**AVAILABLE RECORDS**
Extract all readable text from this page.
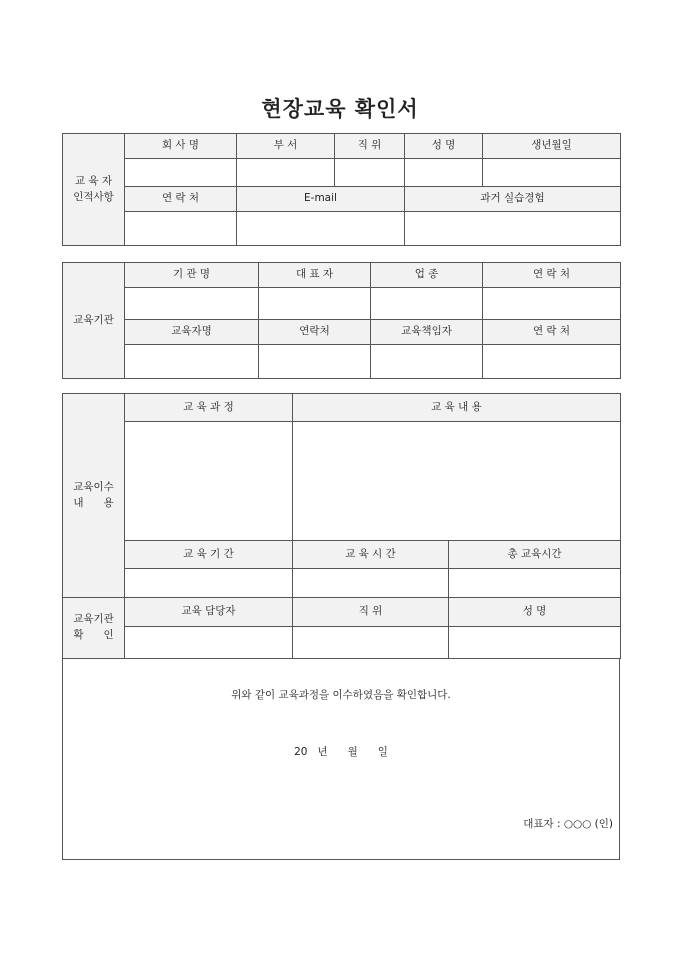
현장교육 확인서
교 육 자
인적사항	회 사 명	부 서	직 위	성 명	생년월일

	연 락 처	E-mail		과거 실습경험	

교육기관	기 관 명	대 표 자	업 종	연 락 처

	교육자명	연락처	교육책임자	연 락 처

교육이수
내      용	교 육 과 정	교 육 내 용	

	교 육 기 간	교 육 시 간	총 교육시간

교육기관
확      인	교육 담당자	직 위	성 명

위와 같이 교육과정을 이수하였음을 확인합니다.
20   년      월      일
대표자 : ○○○ (인)
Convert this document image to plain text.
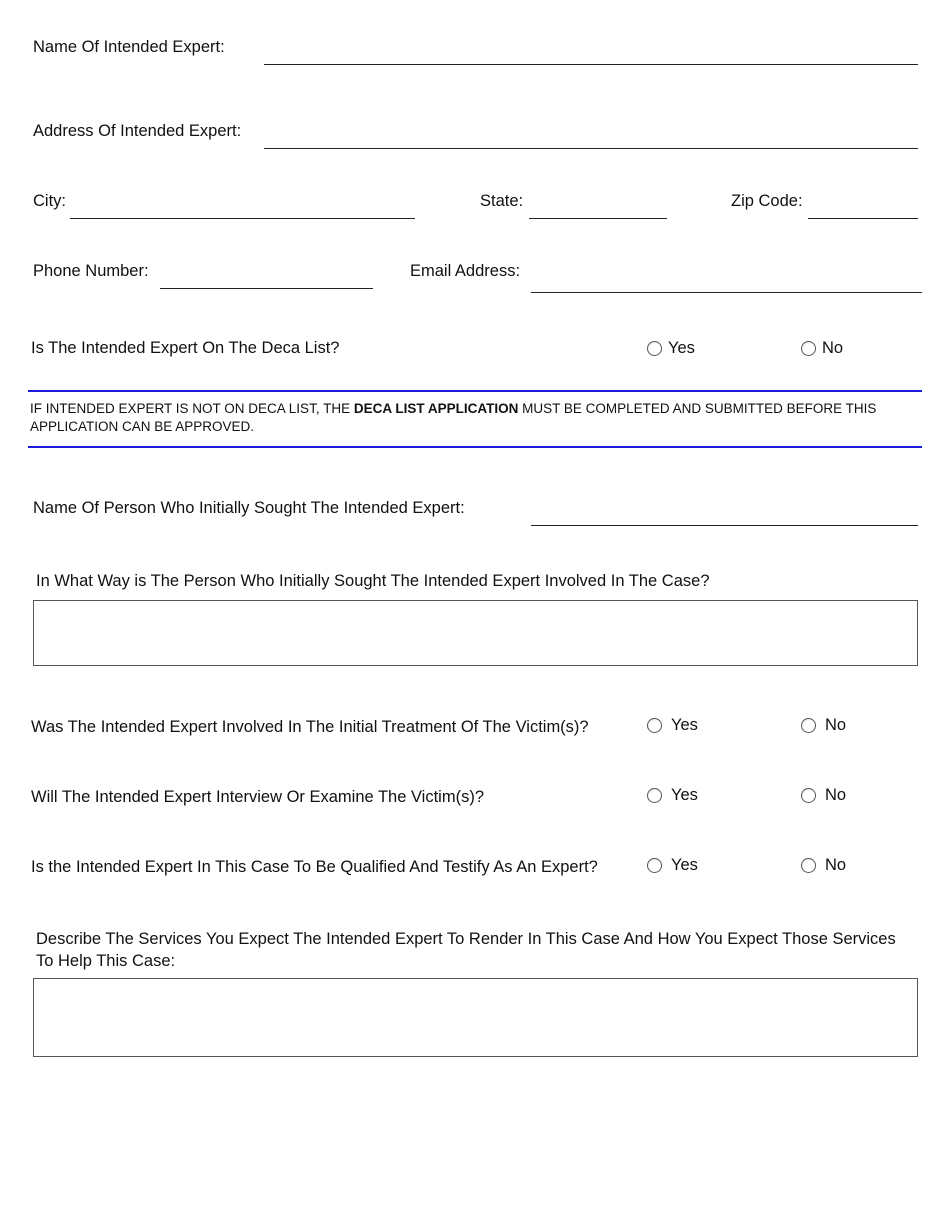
Name Of Intended Expert:
Address Of Intended Expert:
City:	State:	Zip Code:
Phone Number:	Email Address:
Is The Intended Expert On The Deca List?	Yes	No
IF INTENDED EXPERT IS NOT ON DECA LIST, THE DECA LIST APPLICATION MUST BE COMPLETED AND SUBMITTED BEFORE THIS APPLICATION CAN BE APPROVED.
Name Of Person Who Initially Sought The Intended Expert:
In What Way is The Person Who Initially Sought The Intended Expert Involved In The Case?
Was The Intended Expert Involved In The Initial Treatment Of The Victim(s)?	Yes	No
Will The Intended Expert Interview Or Examine The Victim(s)?	Yes	No
Is the Intended Expert In This Case To Be Qualified And Testify As An Expert?	Yes	No
Describe The Services You Expect The Intended Expert To Render In This Case And How You Expect Those Services To Help This Case:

**WHAT THIS TASK INVOLVES**
Give every line above again exactly, with no pictures.

**COMPLETE RESPONSE**
Extract all readable text from this page.
현장교육 확인서
교 육 자
인적사항	회 사 명	부 서	직 위	성 명	생년월일

	연 락 처	E-mail		과거 실습경험	

교육기관	기 관 명	대 표 자	업 종	연 락 처

	교육자명	연락처	교육책임자	연 락 처

교육이수
내      용	교 육 과 정	교 육 내 용	

	교 육 기 간	교 육 시 간	총 교육시간

교육기관
확      인	교육 담당자	직 위	성 명

위와 같이 교육과정을 이수하였음을 확인합니다.
20   년      월      일
대표자 : ○○○ (인)
Convert this document image to plain text.
Name Of Intended Expert:
Address Of Intended Expert:
City:	State:	Zip Code:
Phone Number:	Email Address:
Is The Intended Expert On The Deca List?	Yes	No
IF INTENDED EXPERT IS NOT ON DECA LIST, THE DECA LIST APPLICATION MUST BE COMPLETED AND SUBMITTED BEFORE THIS APPLICATION CAN BE APPROVED.
Name Of Person Who Initially Sought The Intended Expert:
In What Way is The Person Who Initially Sought The Intended Expert Involved In The Case?
Was The Intended Expert Involved In The Initial Treatment Of The Victim(s)?	Yes	No
Will The Intended Expert Interview Or Examine The Victim(s)?	Yes	No
Is the Intended Expert In This Case To Be Qualified And Testify As An Expert?	Yes	No
Describe The Services You Expect The Intended Expert To Render In This Case And How You Expect Those Services To Help This Case:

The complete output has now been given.